REQUIRED WORK :: Write out each line of the listing as it stands, without the images.

INFORMATION SUPPLIED ::
•••••

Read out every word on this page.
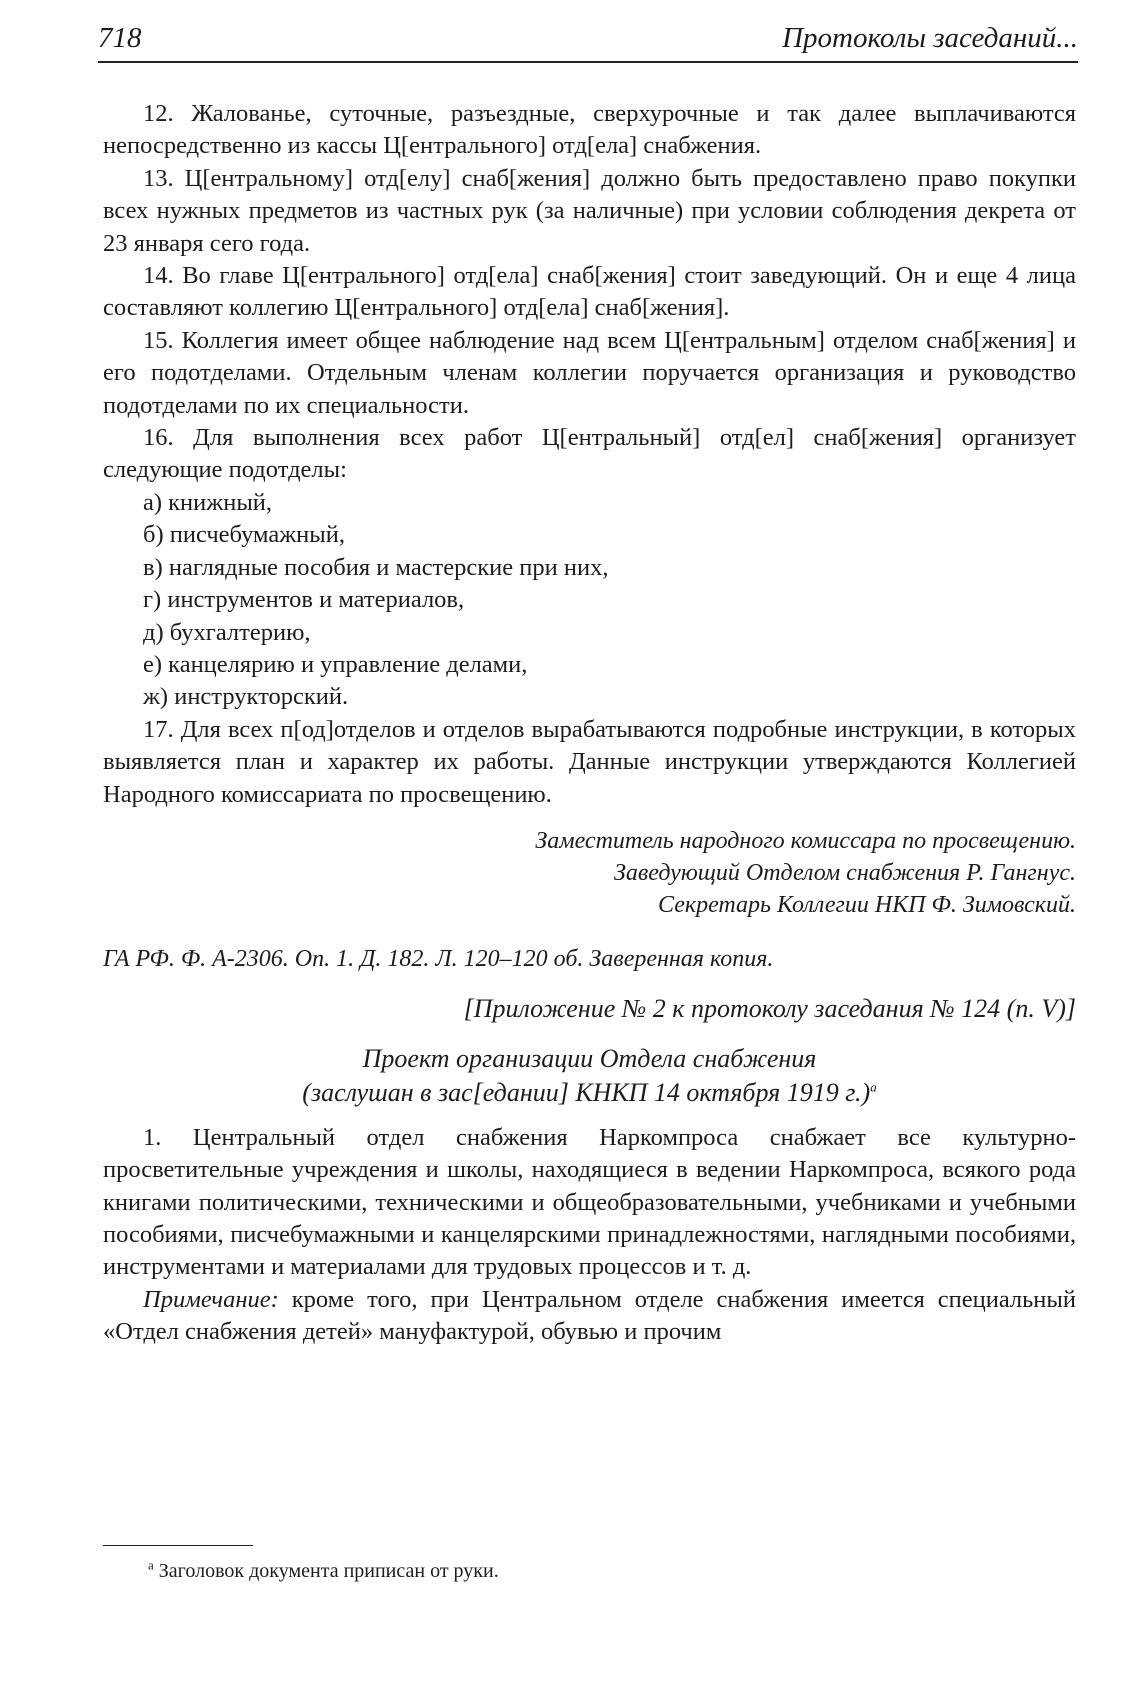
718	Протоколы заседаний...

12. Жалованье, суточные, разъездные, сверхурочные и так далее выплачиваются непосредственно из кассы Ц[ентрального] отд[ела] снабжения.

13. Ц[ентральному] отд[елу] снаб[жения] должно быть предоставлено право покупки всех нужных предметов из частных рук (за наличные) при условии соблюдения декрета от 23 января сего года.

14. Во главе Ц[ентрального] отд[ела] снаб[жения] стоит заведующий. Он и еще 4 лица составляют коллегию Ц[ентрального] отд[ела] снаб[жения].

15. Коллегия имеет общее наблюдение над всем Ц[ентральным] отделом снаб[жения] и его подотделами. Отдельным членам коллегии поручается организация и руководство подотделами по их специальности.

16. Для выполнения всех работ Ц[ентральный] отд[ел] снаб[жения] организует следующие подотделы:

а) книжный,
б) писчебумажный,
в) наглядные пособия и мастерские при них,
г) инструментов и материалов,
д) бухгалтерию,
е) канцелярию и управление делами,
ж) инструкторский.

17. Для всех п[од]отделов и отделов вырабатываются подробные инструкции, в которых выявляется план и характер их работы. Данные инструкции утверждаются Коллегией Народного комиссариата по просвещению.

Заместитель народного комиссара по просвещению.
Заведующий Отделом снабжения Р. Гангнус.
Секретарь Коллегии НКП Ф. Зимовский.
ГА РФ. Ф. А-2306. Оп. 1. Д. 182. Л. 120–120 об. Заверенная копия.
[Приложение № 2 к протоколу заседания № 124 (п. V)]
Проект организации Отдела снабжения
(заслушан в зас[едании] КНКП 14 октября 1919 г.)$^а$

1. Центральный отдел снабжения Наркомпроса снабжает все культурно-просветительные учреждения и школы, находящиеся в ведении Наркомпроса, всякого рода книгами политическими, техническими и общеобразовательными, учебниками и учебными пособиями, писчебумажными и канцелярскими принадлежностями, наглядными пособиями, инструментами и материалами для трудовых процессов и т. д.

Примечание: кроме того, при Центральном отделе снабжения имеется специальный «Отдел снабжения детей» мануфактурой, обувью и прочим

$^а$ Заголовок документа приписан от руки.
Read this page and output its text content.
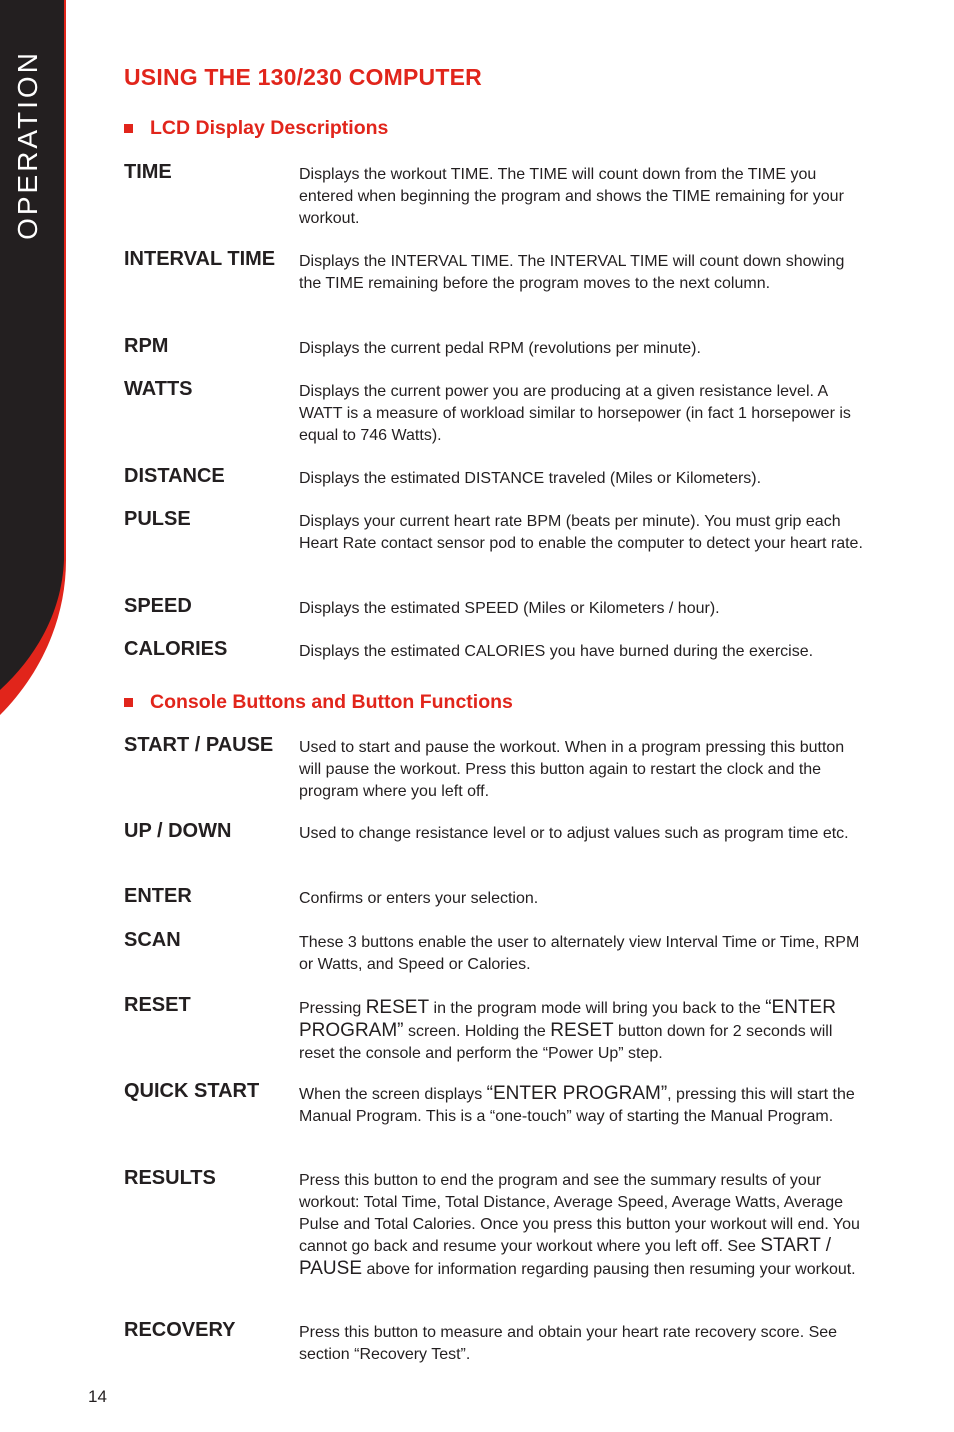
OPERATION	USING THE 130/230 COMPUTER
LCD Display Descriptions
TIME	Displays the workout TIME. The TIME will count down from the TIME you entered when beginning the program and shows the TIME remaining for your workout.
INTERVAL TIME	Displays the INTERVAL TIME. The INTERVAL TIME will count down showing the TIME remaining before the program moves to the next column.
RPM	Displays the current pedal RPM (revolutions per minute).
WATTS	Displays the current power you are producing at a given resistance level. A WATT is a measure of workload similar to horsepower (in fact 1 horsepower is equal to 746 Watts).
DISTANCE	Displays the estimated DISTANCE traveled (Miles or Kilometers).
PULSE	Displays your current heart rate BPM (beats per minute). You must grip each Heart Rate contact sensor pod to enable the computer to detect your heart rate.
SPEED	Displays the estimated SPEED (Miles or Kilometers / hour).
CALORIES	Displays the estimated CALORIES you have burned during the exercise.
Console Buttons and Button Functions
START / PAUSE	Used to start and pause the workout. When in a program pressing this button will pause the workout. Press this button again to restart the clock and the program where you left off.
UP / DOWN	Used to change resistance level or to adjust values such as program time etc.
ENTER	Confirms or enters your selection.
SCAN	These 3 buttons enable the user to alternately view Interval Time or Time, RPM or Watts, and Speed or Calories.
RESET	Pressing RESET in the program mode will bring you back to the “ENTER PROGRAM” screen. Holding the RESET button down for 2 seconds will reset the console and perform the “Power Up” step.
QUICK START	When the screen displays “ENTER PROGRAM”, pressing this will start the Manual Program. This is a “one-touch” way of starting the Manual Program.
RESULTS	Press this button to end the program and see the summary results of your workout: Total Time, Total Distance, Average Speed, Average Watts, Average Pulse and Total Calories. Once you press this button your workout will end. You cannot go back and resume your workout where you left off. See START / PAUSE above for information regarding pausing then resuming your workout.
RECOVERY	Press this button to measure and obtain your heart rate recovery score. See section “Recovery Test”.
14
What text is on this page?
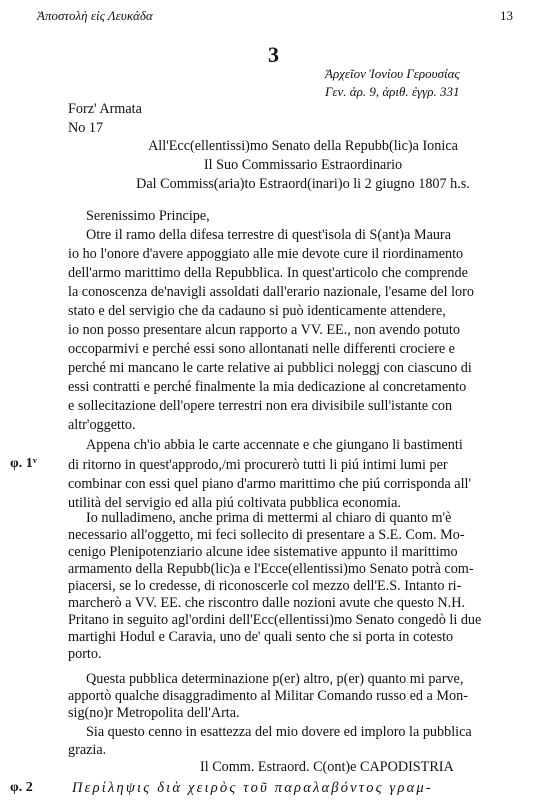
Ἀποστολὴ εἰς Λευκάδα	13
3
Ἀρχεῖον Ἰονίου Γερουσίας
Γεν. ἀρ. 9, ἀριθ. ἐγγρ. 331
Forz' Armata
No 17
All'Ecc(ellentissi)mo Senato della Repubb(lic)a Ionica
Il Suo Commissario Estraordinario
Dal Commiss(aria)to Estraord(inari)o li 2 giugno 1807 h.s.
Serenissimo Principe,
Otre il ramo della difesa terrestre di quest'isola di S(ant)a Maura
io ho l'onore d'avere appoggiato alle mie devote cure il riordinamento
dell'armo marittimo della Repubblica. In quest'articolo che comprende
la conoscenza de'navigli assoldati dall'erario nazionale, l'esame del loro
stato e del servigio che da cadauno si può identicamente attendere,
io non posso presentare alcun rapporto a VV. EE., non avendo potuto
occoparmivi e perché essi sono allontanati nelle differenti crociere e
perché mi mancano le carte relative ai pubblici noleggj con ciascuno di
essi contratti e perché finalmente la mia dedicazione al concretamento
e sollecitazione dell'opere terrestri non era divisibile sull'istante con
altr'oggetto.
Appena ch'io abbia le carte accennate e che giungano li bastimenti
φ. 1ᵛ di ritorno in quest'approdo,/mi procurerò tutti li piú intimi lumi per
combinar con essi quel piano d'armo marittimo che piú corrisponda all'
utilità del servigio ed alla piú coltivata pubblica economia.
Io nulladimeno, anche prima di mettermi al chiaro di quanto m'è
necessario all'oggetto, mi feci sollecito di presentare a S.E. Com. Mo-
cenigo Plenipotenziario alcune idee sistemative appunto il marittimo
armamento della Repubb(lic)a e l'Ecce(ellentissi)mo Senato potrà com-
piacersi, se lo credesse, di riconoscerle col mezzo dell'E.S. Intanto ri-
marcherò a VV. EE. che riscontro dalle nozioni avute che questo N.H.
Pritano in seguito agl'ordini dell'Ecc(ellentissi)mo Senato congedò li due
martighi Hodul e Caravia, uno de' quali sento che si porta in cotesto
porto.
Questa pubblica determinazione p(er) altro, p(er) quanto mi parve,
apportò qualche disaggradimento al Militar Comando russo ed a Mon-
sig(no)r Metropolita dell'Arta.
Sia questo cenno in esattezza del mio dovere ed imploro la pubblica
Il Comm. Estraord. C(ont)e CAPODISTRIA
φ. 2	Περίληψις διὰ χειρὸς τοῦ παραλαβόντος γραμ-
grazia.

•••••

RESULT ::
Read out every word on this page.
718	Протоколы заседаний...

12. Жалованье, суточные, разъездные, сверхурочные и так далее выплачиваются непосредственно из кассы Ц[ентрального] отд[ела] снабжения.

13. Ц[ентральному] отд[елу] снаб[жения] должно быть предоставлено право покупки всех нужных предметов из частных рук (за наличные) при условии соблюдения декрета от 23 января сего года.

14. Во главе Ц[ентрального] отд[ела] снаб[жения] стоит заведующий. Он и еще 4 лица составляют коллегию Ц[ентрального] отд[ела] снаб[жения].

15. Коллегия имеет общее наблюдение над всем Ц[ентральным] отделом снаб[жения] и его подотделами. Отдельным членам коллегии поручается организация и руководство подотделами по их специальности.

16. Для выполнения всех работ Ц[ентральный] отд[ел] снаб[жения] организует следующие подотделы:

а) книжный,
б) писчебумажный,
в) наглядные пособия и мастерские при них,
г) инструментов и материалов,
д) бухгалтерию,
е) канцелярию и управление делами,
ж) инструкторский.

17. Для всех п[од]отделов и отделов вырабатываются подробные инструкции, в которых выявляется план и характер их работы. Данные инструкции утверждаются Коллегией Народного комиссариата по просвещению.

Заместитель народного комиссара по просвещению.
Заведующий Отделом снабжения Р. Гангнус.
Секретарь Коллегии НКП Ф. Зимовский.
ГА РФ. Ф. А-2306. Оп. 1. Д. 182. Л. 120–120 об. Заверенная копия.
[Приложение № 2 к протоколу заседания № 124 (п. V)]
Проект организации Отдела снабжения
(заслушан в зас[едании] КНКП 14 октября 1919 г.)$^а$

1. Центральный отдел снабжения Наркомпроса снабжает все культурно-просветительные учреждения и школы, находящиеся в ведении Наркомпроса, всякого рода книгами политическими, техническими и общеобразовательными, учебниками и учебными пособиями, писчебумажными и канцелярскими принадлежностями, наглядными пособиями, инструментами и материалами для трудовых процессов и т. д.

Примечание: кроме того, при Центральном отделе снабжения имеется специальный «Отдел снабжения детей» мануфактурой, обувью и прочим

$^а$ Заголовок документа приписан от руки.
Read this page and output its text content.
OPERATION	USING THE 130/230 COMPUTER
LCD Display Descriptions
TIME	Displays the workout TIME. The TIME will count down from the TIME you entered when beginning the program and shows the TIME remaining for your workout.
INTERVAL TIME	Displays the INTERVAL TIME. The INTERVAL TIME will count down showing the TIME remaining before the program moves to the next column.
RPM	Displays the current pedal RPM (revolutions per minute).
WATTS	Displays the current power you are producing at a given resistance level. A WATT is a measure of workload similar to horsepower (in fact 1 horsepower is equal to 746 Watts).
DISTANCE	Displays the estimated DISTANCE traveled (Miles or Kilometers).
PULSE	Displays your current heart rate BPM (beats per minute). You must grip each Heart Rate contact sensor pod to enable the computer to detect your heart rate.
SPEED	Displays the estimated SPEED (Miles or Kilometers / hour).
CALORIES	Displays the estimated CALORIES you have burned during the exercise.
Console Buttons and Button Functions
START / PAUSE	Used to start and pause the workout. When in a program pressing this button will pause the workout. Press this button again to restart the clock and the program where you left off.
UP / DOWN	Used to change resistance level or to adjust values such as program time etc.
ENTER	Confirms or enters your selection.
SCAN	These 3 buttons enable the user to alternately view Interval Time or Time, RPM or Watts, and Speed or Calories.
RESET	Pressing RESET in the program mode will bring you back to the “ENTER PROGRAM” screen. Holding the RESET button down for 2 seconds will reset the console and perform the “Power Up” step.
QUICK START	When the screen displays “ENTER PROGRAM”, pressing this will start the Manual Program. This is a “one-touch” way of starting the Manual Program.
RESULTS	Press this button to end the program and see the summary results of your workout: Total Time, Total Distance, Average Speed, Average Watts, Average Pulse and Total Calories. Once you press this button your workout will end. You cannot go back and resume your workout where you left off. See START / PAUSE above for information regarding pausing then resuming your workout.
RECOVERY	Press this button to measure and obtain your heart rate recovery score. See section “Recovery Test”.
14
What text is on this page?
Ἀποστολὴ εἰς Λευκάδα	13
3
Ἀρχεῖον Ἰονίου Γερουσίας
Γεν. ἀρ. 9, ἀριθ. ἐγγρ. 331
Forz' Armata
No 17
All'Ecc(ellentissi)mo Senato della Repubb(lic)a Ionica
Il Suo Commissario Estraordinario
Dal Commiss(aria)to Estraord(inari)o li 2 giugno 1807 h.s.
Serenissimo Principe,
Otre il ramo della difesa terrestre di quest'isola di S(ant)a Maura
io ho l'onore d'avere appoggiato alle mie devote cure il riordinamento
dell'armo marittimo della Repubblica. In quest'articolo che comprende
la conoscenza de'navigli assoldati dall'erario nazionale, l'esame del loro
stato e del servigio che da cadauno si può identicamente attendere,
io non posso presentare alcun rapporto a VV. EE., non avendo potuto
occoparmivi e perché essi sono allontanati nelle differenti crociere e
perché mi mancano le carte relative ai pubblici noleggj con ciascuno di
essi contratti e perché finalmente la mia dedicazione al concretamento
e sollecitazione dell'opere terrestri non era divisibile sull'istante con
altr'oggetto.
Appena ch'io abbia le carte accennate e che giungano li bastimenti
φ. 1ᵛ di ritorno in quest'approdo,/mi procurerò tutti li piú intimi lumi per
combinar con essi quel piano d'armo marittimo che piú corrisponda all'
utilità del servigio ed alla piú coltivata pubblica economia.
Io nulladimeno, anche prima di mettermi al chiaro di quanto m'è
necessario all'oggetto, mi feci sollecito di presentare a S.E. Com. Mo-
cenigo Plenipotenziario alcune idee sistemative appunto il marittimo
armamento della Repubb(lic)a e l'Ecce(ellentissi)mo Senato potrà com-
piacersi, se lo credesse, di riconoscerle col mezzo dell'E.S. Intanto ri-
marcherò a VV. EE. che riscontro dalle nozioni avute che questo N.H.
Pritano in seguito agl'ordini dell'Ecc(ellentissi)mo Senato congedò li due
martighi Hodul e Caravia, uno de' quali sento che si porta in cotesto
porto.
Questa pubblica determinazione p(er) altro, p(er) quanto mi parve,
apportò qualche disaggradimento al Militar Comando russo ed a Mon-
sig(no)r Metropolita dell'Arta.
Sia questo cenno in esattezza del mio dovere ed imploro la pubblica
Il Comm. Estraord. C(ont)e CAPODISTRIA
φ. 2	Περίληψις διὰ χειρὸς τοῦ παραλαβόντος γραμ-
grazia.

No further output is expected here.